--- Information given ---

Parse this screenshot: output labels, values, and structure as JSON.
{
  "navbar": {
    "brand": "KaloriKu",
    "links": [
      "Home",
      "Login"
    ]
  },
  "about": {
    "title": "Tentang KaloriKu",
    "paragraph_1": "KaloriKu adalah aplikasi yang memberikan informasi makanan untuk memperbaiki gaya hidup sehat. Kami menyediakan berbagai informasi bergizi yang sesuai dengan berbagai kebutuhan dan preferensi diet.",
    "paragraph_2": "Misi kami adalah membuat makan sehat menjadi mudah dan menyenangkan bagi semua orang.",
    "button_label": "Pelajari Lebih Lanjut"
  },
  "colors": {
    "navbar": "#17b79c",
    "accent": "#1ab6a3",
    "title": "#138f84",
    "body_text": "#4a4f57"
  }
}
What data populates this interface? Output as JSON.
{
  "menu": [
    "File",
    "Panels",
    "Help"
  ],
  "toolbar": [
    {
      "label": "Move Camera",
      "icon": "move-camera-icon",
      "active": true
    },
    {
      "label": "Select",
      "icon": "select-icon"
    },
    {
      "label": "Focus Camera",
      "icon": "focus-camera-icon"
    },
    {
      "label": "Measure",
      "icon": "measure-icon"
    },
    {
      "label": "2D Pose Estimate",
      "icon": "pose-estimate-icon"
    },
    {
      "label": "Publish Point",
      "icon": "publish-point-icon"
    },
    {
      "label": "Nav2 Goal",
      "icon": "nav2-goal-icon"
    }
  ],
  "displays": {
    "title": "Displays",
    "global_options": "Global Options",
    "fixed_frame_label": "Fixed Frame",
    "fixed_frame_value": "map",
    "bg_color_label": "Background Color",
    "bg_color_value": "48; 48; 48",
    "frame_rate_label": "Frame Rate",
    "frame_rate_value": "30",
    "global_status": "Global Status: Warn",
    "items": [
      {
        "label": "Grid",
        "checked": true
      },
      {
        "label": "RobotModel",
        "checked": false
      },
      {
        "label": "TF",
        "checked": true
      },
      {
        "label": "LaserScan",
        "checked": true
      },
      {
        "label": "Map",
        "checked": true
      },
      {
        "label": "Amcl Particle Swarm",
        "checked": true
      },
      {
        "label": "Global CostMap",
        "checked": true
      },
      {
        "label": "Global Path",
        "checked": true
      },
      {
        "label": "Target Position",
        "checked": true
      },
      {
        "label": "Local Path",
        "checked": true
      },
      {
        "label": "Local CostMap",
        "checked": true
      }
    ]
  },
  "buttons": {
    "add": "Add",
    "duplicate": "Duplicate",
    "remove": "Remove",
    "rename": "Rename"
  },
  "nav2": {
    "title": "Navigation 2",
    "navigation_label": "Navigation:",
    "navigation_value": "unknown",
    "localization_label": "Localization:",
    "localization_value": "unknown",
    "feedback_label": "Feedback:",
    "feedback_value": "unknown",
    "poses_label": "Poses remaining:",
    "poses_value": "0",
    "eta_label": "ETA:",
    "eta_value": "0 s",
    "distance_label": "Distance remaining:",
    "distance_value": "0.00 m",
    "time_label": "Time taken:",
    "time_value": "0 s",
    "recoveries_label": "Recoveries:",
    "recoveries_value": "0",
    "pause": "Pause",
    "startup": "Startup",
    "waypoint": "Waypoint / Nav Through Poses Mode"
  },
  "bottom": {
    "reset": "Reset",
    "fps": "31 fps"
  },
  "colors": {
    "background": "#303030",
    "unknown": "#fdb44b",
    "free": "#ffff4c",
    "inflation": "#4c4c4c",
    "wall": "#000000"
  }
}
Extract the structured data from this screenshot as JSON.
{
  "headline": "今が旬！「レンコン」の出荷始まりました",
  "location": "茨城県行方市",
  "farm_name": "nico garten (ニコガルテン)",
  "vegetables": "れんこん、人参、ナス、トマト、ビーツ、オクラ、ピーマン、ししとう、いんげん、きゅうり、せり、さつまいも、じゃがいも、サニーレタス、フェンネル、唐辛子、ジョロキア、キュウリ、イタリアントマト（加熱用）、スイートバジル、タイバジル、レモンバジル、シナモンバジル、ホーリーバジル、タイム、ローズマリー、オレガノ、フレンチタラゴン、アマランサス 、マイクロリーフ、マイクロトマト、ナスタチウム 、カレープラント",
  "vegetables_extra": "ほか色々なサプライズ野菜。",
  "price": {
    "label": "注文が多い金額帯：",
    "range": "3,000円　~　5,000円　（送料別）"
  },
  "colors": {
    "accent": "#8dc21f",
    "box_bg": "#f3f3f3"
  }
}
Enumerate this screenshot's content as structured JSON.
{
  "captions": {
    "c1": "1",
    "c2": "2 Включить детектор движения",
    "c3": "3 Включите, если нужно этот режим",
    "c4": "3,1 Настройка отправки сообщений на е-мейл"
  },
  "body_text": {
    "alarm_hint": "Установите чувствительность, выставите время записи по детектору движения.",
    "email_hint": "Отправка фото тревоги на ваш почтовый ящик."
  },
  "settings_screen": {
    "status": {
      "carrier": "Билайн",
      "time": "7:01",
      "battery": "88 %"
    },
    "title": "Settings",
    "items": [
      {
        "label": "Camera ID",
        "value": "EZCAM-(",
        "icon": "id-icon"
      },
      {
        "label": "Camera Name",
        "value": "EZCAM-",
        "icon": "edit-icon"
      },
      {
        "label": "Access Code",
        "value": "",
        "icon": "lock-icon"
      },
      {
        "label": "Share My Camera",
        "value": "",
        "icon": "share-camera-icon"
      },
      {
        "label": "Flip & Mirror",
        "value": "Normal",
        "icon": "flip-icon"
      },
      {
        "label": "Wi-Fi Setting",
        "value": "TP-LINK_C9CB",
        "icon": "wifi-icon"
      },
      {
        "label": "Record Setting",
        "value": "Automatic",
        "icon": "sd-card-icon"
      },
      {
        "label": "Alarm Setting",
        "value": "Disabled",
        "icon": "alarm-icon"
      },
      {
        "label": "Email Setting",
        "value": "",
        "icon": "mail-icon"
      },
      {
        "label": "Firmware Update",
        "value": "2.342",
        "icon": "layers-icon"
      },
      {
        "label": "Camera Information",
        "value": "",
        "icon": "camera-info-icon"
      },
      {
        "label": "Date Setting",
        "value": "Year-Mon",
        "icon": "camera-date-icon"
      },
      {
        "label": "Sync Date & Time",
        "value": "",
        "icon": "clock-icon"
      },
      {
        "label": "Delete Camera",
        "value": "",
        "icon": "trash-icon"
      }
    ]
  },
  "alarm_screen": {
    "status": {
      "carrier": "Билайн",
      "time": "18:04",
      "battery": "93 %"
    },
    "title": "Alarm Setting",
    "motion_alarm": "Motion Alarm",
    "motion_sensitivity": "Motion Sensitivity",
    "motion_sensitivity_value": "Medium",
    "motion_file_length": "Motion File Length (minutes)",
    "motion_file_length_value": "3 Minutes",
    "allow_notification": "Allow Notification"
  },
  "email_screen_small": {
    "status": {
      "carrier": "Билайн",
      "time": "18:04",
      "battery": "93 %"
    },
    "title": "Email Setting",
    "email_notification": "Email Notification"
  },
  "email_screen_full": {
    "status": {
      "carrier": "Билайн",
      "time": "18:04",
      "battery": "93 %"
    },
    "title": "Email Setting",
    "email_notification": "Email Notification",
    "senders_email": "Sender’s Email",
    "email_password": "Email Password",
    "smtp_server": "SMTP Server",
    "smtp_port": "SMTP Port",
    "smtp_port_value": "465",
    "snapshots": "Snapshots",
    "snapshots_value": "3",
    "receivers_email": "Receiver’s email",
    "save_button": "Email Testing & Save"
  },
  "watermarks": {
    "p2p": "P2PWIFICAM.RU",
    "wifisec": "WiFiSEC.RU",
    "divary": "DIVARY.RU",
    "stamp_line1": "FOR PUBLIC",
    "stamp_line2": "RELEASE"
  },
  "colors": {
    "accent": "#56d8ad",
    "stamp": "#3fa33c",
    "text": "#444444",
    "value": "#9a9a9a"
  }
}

---

- [What is being asked] Reply with the number of lines in the data that include the string "Global" and nothing else.

- [Finished task] 4